• _WORK INSTRUCTIONS_
Copy the data exactly; pictures stay out of the copy.

============================================================

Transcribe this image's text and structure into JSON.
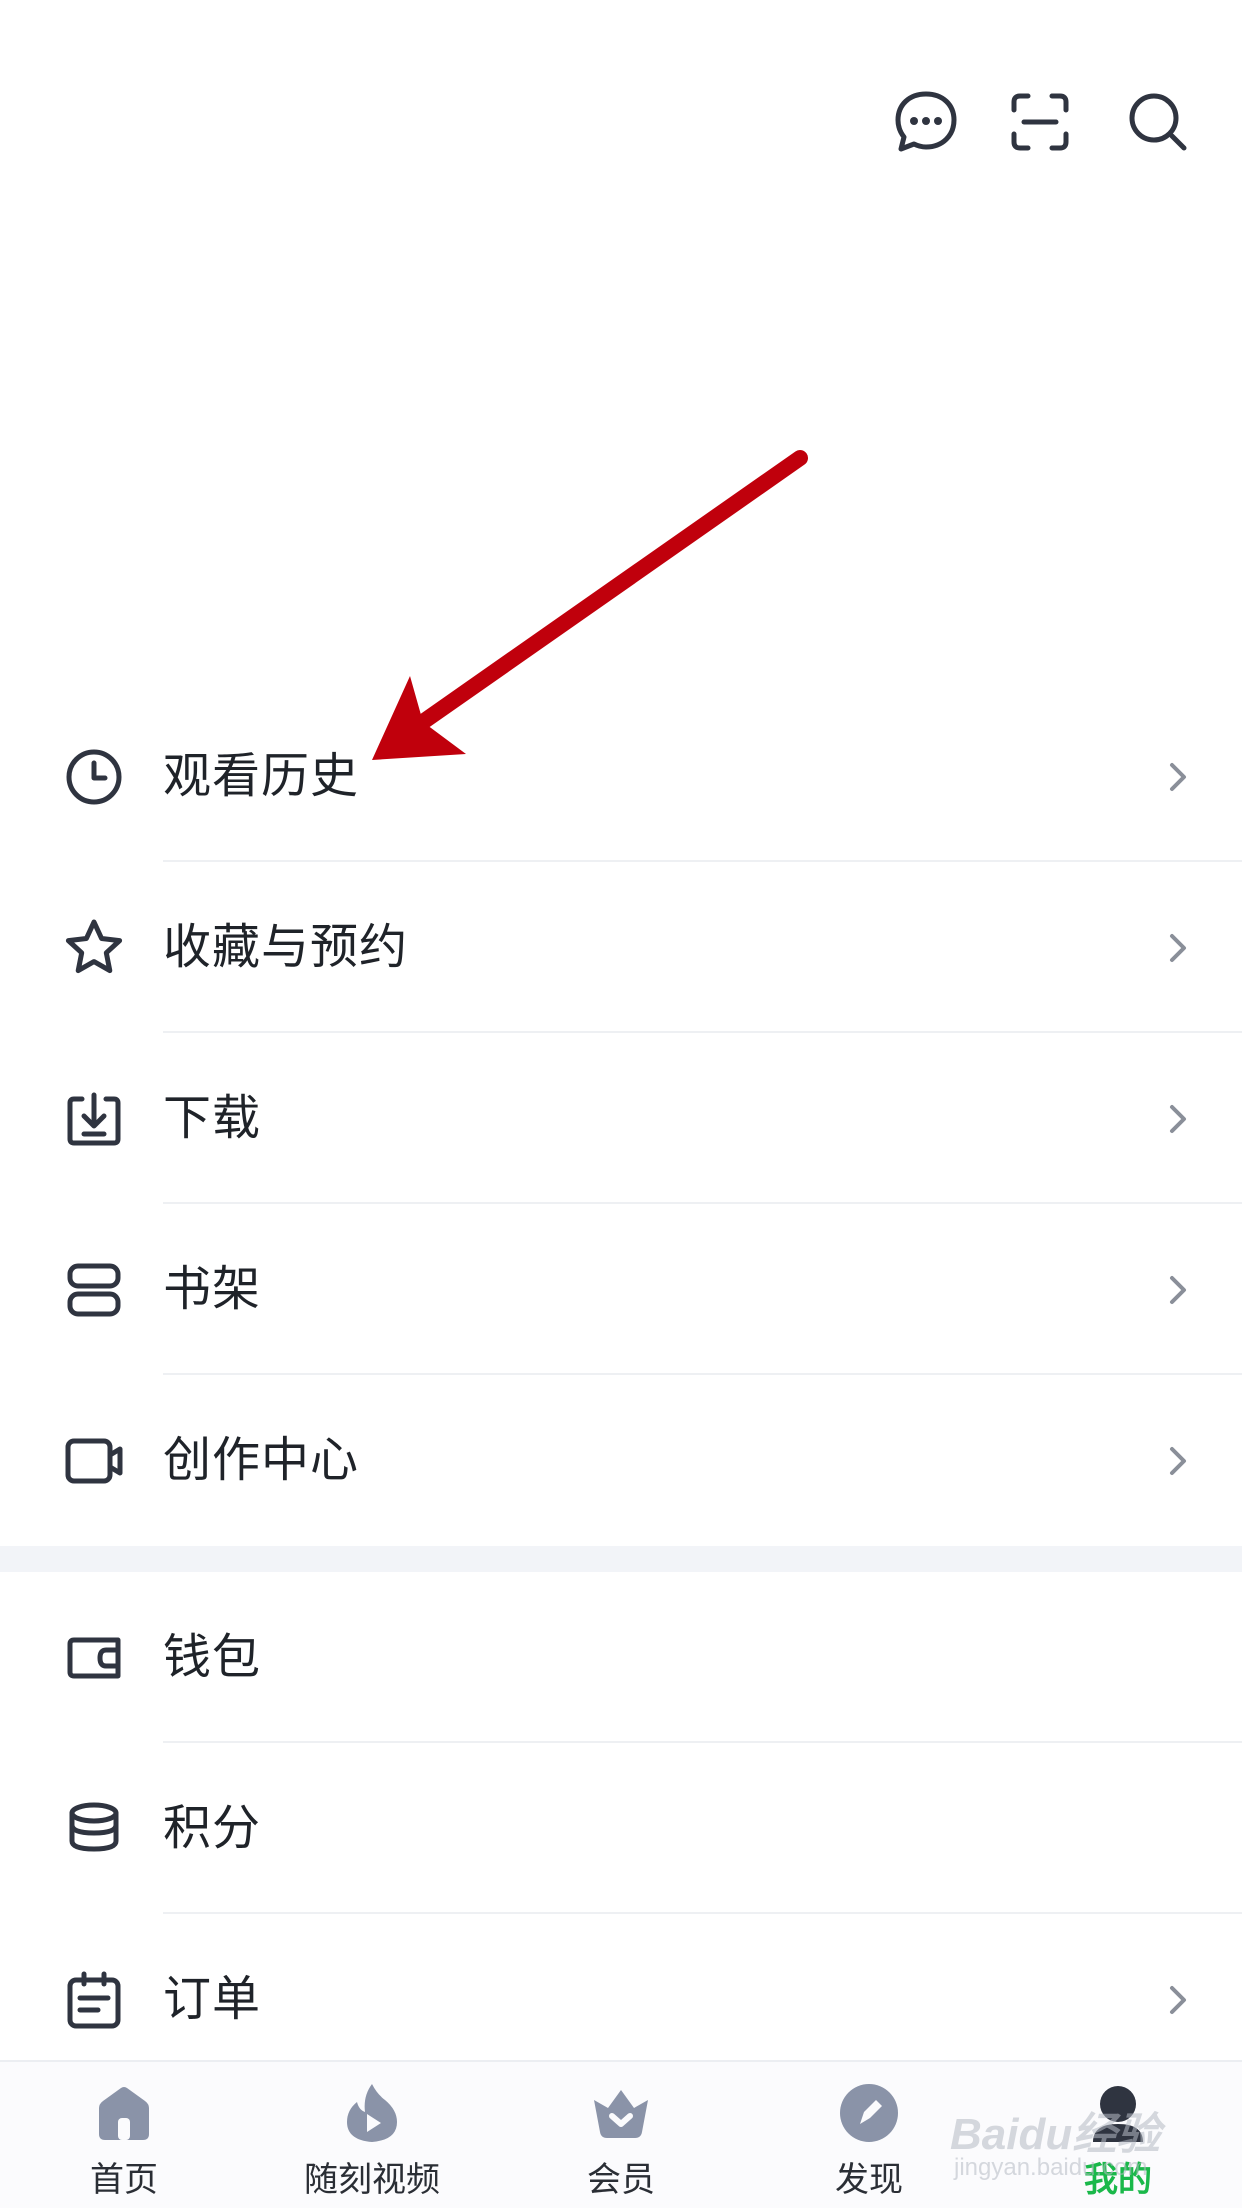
{
  "header": {
    "icons": [
      "message-icon",
      "scan-icon",
      "search-icon"
    ]
  },
  "menu_group_1": [
    {
      "label": "观看历史",
      "icon": "clock-icon",
      "chevron": true
    },
    {
      "label": "收藏与预约",
      "icon": "star-icon",
      "chevron": true
    },
    {
      "label": "下载",
      "icon": "download-icon",
      "chevron": true
    },
    {
      "label": "书架",
      "icon": "bookshelf-icon",
      "chevron": true
    },
    {
      "label": "创作中心",
      "icon": "video-camera-icon",
      "chevron": true
    }
  ],
  "menu_group_2": [
    {
      "label": "钱包",
      "icon": "wallet-icon",
      "chevron": false
    },
    {
      "label": "积分",
      "icon": "coins-icon",
      "chevron": false
    },
    {
      "label": "订单",
      "icon": "calendar-icon",
      "chevron": true
    }
  ],
  "tab_bar": {
    "tabs": [
      {
        "label": "首页",
        "icon": "home-icon",
        "active": false
      },
      {
        "label": "随刻视频",
        "icon": "flame-play-icon",
        "active": false
      },
      {
        "label": "会员",
        "icon": "crown-icon",
        "active": false
      },
      {
        "label": "发现",
        "icon": "compass-icon",
        "active": false
      },
      {
        "label": "我的",
        "icon": "profile-icon",
        "active": true
      }
    ]
  },
  "watermark": {
    "main": "Baidu经验",
    "sub": "jingyan.baidu.com"
  },
  "colors": {
    "active_tab": "#1ab84a",
    "icon_dark": "#2f3440",
    "tab_icon": "#8a93a8",
    "annotation_arrow": "#c0000c",
    "section_gap": "#f2f4f8"
  }
}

============================================================

• _ANSWER TO THIS PROBLEM_
Transcribe this image's text and structure into JSON.
{
  "header": {
    "icons": [
      "message-icon",
      "scan-icon",
      "search-icon"
    ]
  },
  "menu_group_1": [
    {
      "label": "观看历史",
      "icon": "clock-icon",
      "chevron": true
    },
    {
      "label": "收藏与预约",
      "icon": "star-icon",
      "chevron": true
    },
    {
      "label": "下载",
      "icon": "download-icon",
      "chevron": true
    },
    {
      "label": "书架",
      "icon": "bookshelf-icon",
      "chevron": true
    },
    {
      "label": "创作中心",
      "icon": "video-camera-icon",
      "chevron": true
    }
  ],
  "menu_group_2": [
    {
      "label": "钱包",
      "icon": "wallet-icon",
      "chevron": false
    },
    {
      "label": "积分",
      "icon": "coins-icon",
      "chevron": false
    },
    {
      "label": "订单",
      "icon": "calendar-icon",
      "chevron": true
    }
  ],
  "tab_bar": {
    "tabs": [
      {
        "label": "首页",
        "icon": "home-icon",
        "active": false
      },
      {
        "label": "随刻视频",
        "icon": "flame-play-icon",
        "active": false
      },
      {
        "label": "会员",
        "icon": "crown-icon",
        "active": false
      },
      {
        "label": "发现",
        "icon": "compass-icon",
        "active": false
      },
      {
        "label": "我的",
        "icon": "profile-icon",
        "active": true
      }
    ]
  },
  "watermark": {
    "main": "Baidu经验",
    "sub": "jingyan.baidu.com"
  },
  "colors": {
    "active_tab": "#1ab84a",
    "icon_dark": "#2f3440",
    "tab_icon": "#8a93a8",
    "annotation_arrow": "#c0000c",
    "section_gap": "#f2f4f8"
  }
}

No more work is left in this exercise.